[Begin Record excerpts]

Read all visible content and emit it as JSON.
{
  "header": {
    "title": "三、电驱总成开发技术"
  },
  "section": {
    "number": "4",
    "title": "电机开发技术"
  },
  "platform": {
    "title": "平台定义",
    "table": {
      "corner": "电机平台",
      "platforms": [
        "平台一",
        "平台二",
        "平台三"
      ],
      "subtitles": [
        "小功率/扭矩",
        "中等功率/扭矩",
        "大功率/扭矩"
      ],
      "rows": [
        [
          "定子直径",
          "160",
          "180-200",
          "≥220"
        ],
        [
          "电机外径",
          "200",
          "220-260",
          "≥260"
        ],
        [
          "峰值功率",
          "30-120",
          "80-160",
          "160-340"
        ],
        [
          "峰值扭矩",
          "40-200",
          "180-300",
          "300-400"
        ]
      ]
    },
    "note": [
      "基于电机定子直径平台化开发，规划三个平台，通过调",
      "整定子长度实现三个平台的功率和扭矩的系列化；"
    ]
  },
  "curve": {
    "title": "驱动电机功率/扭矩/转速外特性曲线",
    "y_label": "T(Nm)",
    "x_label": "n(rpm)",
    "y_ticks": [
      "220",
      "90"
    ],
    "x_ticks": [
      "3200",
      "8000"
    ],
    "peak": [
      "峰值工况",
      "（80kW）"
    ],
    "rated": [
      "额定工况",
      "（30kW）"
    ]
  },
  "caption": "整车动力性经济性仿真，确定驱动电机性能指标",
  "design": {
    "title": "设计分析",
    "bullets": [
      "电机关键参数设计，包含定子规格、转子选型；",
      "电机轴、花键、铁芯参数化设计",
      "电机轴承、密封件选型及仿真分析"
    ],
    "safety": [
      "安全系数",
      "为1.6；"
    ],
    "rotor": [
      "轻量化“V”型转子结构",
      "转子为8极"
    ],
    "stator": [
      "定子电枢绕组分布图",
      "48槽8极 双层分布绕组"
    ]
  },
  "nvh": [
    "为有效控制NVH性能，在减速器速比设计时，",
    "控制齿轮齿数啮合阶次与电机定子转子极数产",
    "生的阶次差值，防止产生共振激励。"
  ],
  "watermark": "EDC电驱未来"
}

[End Record excerpts]

### Work required:
Reproduce each line of the material above precisely.

### Right answer:
Read all visible content and emit it as JSON.
{
  "header": {
    "title": "三、电驱总成开发技术"
  },
  "section": {
    "number": "4",
    "title": "电机开发技术"
  },
  "platform": {
    "title": "平台定义",
    "table": {
      "corner": "电机平台",
      "platforms": [
        "平台一",
        "平台二",
        "平台三"
      ],
      "subtitles": [
        "小功率/扭矩",
        "中等功率/扭矩",
        "大功率/扭矩"
      ],
      "rows": [
        [
          "定子直径",
          "160",
          "180-200",
          "≥220"
        ],
        [
          "电机外径",
          "200",
          "220-260",
          "≥260"
        ],
        [
          "峰值功率",
          "30-120",
          "80-160",
          "160-340"
        ],
        [
          "峰值扭矩",
          "40-200",
          "180-300",
          "300-400"
        ]
      ]
    },
    "note": [
      "基于电机定子直径平台化开发，规划三个平台，通过调",
      "整定子长度实现三个平台的功率和扭矩的系列化；"
    ]
  },
  "curve": {
    "title": "驱动电机功率/扭矩/转速外特性曲线",
    "y_label": "T(Nm)",
    "x_label": "n(rpm)",
    "y_ticks": [
      "220",
      "90"
    ],
    "x_ticks": [
      "3200",
      "8000"
    ],
    "peak": [
      "峰值工况",
      "（80kW）"
    ],
    "rated": [
      "额定工况",
      "（30kW）"
    ]
  },
  "caption": "整车动力性经济性仿真，确定驱动电机性能指标",
  "design": {
    "title": "设计分析",
    "bullets": [
      "电机关键参数设计，包含定子规格、转子选型；",
      "电机轴、花键、铁芯参数化设计",
      "电机轴承、密封件选型及仿真分析"
    ],
    "safety": [
      "安全系数",
      "为1.6；"
    ],
    "rotor": [
      "轻量化“V”型转子结构",
      "转子为8极"
    ],
    "stator": [
      "定子电枢绕组分布图",
      "48槽8极 双层分布绕组"
    ]
  },
  "nvh": [
    "为有效控制NVH性能，在减速器速比设计时，",
    "控制齿轮齿数啮合阶次与电机定子转子极数产",
    "生的阶次差值，防止产生共振激励。"
  ],
  "watermark": "EDC电驱未来"
}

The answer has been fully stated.